Stored entries:
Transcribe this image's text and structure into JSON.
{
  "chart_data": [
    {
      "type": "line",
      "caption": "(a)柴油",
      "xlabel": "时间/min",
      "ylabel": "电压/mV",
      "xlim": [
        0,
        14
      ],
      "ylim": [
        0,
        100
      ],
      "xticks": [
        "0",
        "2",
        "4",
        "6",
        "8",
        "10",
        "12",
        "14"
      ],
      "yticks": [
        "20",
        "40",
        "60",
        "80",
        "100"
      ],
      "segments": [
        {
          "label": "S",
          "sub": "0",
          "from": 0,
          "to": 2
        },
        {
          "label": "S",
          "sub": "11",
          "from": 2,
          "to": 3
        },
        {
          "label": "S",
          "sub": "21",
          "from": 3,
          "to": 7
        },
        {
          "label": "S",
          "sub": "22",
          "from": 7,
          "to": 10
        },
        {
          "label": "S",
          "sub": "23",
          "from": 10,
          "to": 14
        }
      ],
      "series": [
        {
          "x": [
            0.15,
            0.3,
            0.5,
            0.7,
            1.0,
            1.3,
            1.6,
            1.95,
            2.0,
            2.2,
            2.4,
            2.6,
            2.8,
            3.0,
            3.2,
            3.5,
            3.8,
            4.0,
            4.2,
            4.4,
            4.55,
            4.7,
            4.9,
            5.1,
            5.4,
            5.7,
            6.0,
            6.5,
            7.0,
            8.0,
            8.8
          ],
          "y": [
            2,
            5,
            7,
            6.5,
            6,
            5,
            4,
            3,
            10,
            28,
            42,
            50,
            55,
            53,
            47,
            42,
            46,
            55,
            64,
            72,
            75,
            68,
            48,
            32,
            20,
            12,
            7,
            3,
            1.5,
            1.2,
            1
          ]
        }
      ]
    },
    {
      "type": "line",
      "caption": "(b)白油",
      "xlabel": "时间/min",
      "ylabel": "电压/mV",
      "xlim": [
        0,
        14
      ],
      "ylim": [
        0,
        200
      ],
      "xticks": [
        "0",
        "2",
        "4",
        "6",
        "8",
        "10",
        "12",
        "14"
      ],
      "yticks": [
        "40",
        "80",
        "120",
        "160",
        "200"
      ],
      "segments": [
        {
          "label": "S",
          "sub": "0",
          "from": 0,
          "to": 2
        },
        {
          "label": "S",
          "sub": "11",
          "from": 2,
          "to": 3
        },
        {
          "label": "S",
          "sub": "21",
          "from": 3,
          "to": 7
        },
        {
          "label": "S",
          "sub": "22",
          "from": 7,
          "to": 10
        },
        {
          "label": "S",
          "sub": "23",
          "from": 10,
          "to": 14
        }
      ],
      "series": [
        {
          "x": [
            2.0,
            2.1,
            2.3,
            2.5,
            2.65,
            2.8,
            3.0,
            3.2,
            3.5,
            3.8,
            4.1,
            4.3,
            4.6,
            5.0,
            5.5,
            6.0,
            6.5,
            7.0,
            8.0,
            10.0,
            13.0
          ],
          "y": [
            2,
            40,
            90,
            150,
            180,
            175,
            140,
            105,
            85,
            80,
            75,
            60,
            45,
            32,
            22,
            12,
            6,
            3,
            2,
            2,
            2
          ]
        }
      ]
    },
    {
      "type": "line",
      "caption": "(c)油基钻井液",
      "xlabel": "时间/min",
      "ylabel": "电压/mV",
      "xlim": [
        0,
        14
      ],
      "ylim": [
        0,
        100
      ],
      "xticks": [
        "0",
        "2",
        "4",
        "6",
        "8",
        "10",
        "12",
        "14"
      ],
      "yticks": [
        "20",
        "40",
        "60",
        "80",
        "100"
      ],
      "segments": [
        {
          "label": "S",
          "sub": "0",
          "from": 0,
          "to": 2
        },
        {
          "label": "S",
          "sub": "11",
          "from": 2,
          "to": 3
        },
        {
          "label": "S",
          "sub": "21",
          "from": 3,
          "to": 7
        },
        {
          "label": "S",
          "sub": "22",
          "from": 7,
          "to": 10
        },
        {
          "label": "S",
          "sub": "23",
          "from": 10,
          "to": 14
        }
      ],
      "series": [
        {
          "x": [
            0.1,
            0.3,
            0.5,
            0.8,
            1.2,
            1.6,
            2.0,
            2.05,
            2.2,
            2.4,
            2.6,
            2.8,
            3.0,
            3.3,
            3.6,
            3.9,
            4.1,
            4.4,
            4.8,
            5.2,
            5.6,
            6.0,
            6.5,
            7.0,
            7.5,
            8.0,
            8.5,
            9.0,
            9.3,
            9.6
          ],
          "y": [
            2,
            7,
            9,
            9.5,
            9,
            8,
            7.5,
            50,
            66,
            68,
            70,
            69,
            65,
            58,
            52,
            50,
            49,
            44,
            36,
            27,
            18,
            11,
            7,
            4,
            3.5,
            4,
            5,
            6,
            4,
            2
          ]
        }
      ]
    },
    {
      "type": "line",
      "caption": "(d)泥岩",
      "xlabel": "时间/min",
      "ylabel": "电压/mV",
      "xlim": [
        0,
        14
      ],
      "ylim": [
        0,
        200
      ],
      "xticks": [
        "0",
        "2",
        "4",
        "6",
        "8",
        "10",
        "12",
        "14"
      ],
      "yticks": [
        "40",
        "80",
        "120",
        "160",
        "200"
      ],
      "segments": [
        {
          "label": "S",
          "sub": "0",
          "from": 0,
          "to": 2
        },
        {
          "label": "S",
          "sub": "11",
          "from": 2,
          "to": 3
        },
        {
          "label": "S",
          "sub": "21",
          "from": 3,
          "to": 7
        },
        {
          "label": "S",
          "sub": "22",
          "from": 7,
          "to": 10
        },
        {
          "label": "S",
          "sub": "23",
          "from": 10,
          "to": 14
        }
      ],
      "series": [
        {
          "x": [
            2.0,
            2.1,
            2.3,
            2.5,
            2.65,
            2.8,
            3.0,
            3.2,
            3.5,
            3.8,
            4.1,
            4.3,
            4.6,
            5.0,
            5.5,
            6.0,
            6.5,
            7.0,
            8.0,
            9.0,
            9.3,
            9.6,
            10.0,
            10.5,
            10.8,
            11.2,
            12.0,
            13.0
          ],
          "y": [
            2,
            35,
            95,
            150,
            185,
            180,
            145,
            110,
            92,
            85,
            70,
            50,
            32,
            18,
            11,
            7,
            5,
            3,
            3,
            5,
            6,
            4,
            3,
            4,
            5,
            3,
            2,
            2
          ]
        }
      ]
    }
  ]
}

...

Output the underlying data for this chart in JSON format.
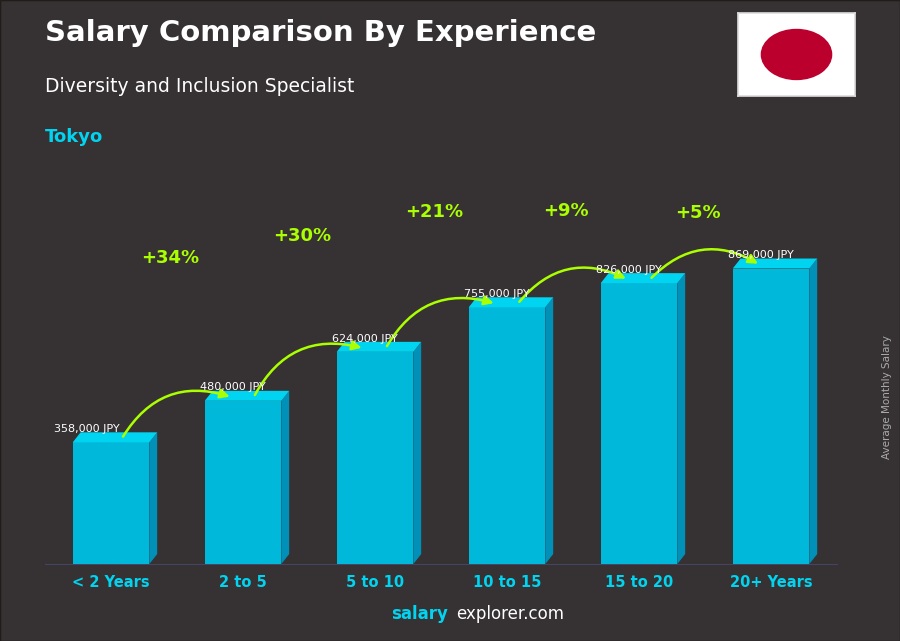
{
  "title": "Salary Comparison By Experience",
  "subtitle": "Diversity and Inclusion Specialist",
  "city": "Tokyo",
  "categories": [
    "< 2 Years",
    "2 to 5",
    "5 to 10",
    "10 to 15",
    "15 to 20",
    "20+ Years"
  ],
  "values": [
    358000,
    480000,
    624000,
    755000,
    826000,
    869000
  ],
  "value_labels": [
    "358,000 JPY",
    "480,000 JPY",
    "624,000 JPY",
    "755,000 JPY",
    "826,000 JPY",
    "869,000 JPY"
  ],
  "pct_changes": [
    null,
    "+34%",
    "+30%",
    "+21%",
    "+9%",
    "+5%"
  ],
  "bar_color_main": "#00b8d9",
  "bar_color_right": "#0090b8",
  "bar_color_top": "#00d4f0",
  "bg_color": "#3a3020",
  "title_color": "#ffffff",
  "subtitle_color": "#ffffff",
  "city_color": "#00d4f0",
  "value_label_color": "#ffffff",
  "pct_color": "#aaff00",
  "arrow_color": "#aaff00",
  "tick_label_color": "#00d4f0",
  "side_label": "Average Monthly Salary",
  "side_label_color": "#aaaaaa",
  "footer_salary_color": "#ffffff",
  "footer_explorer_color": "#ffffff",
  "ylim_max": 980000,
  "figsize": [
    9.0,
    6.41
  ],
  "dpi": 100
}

:: REQUEST ::
Write out every line of the entries that holds the word "this".

:: RESPONSE ::
Transcribe this image's text and structure into JSON.
Output the underlying data for this chart in JSON format.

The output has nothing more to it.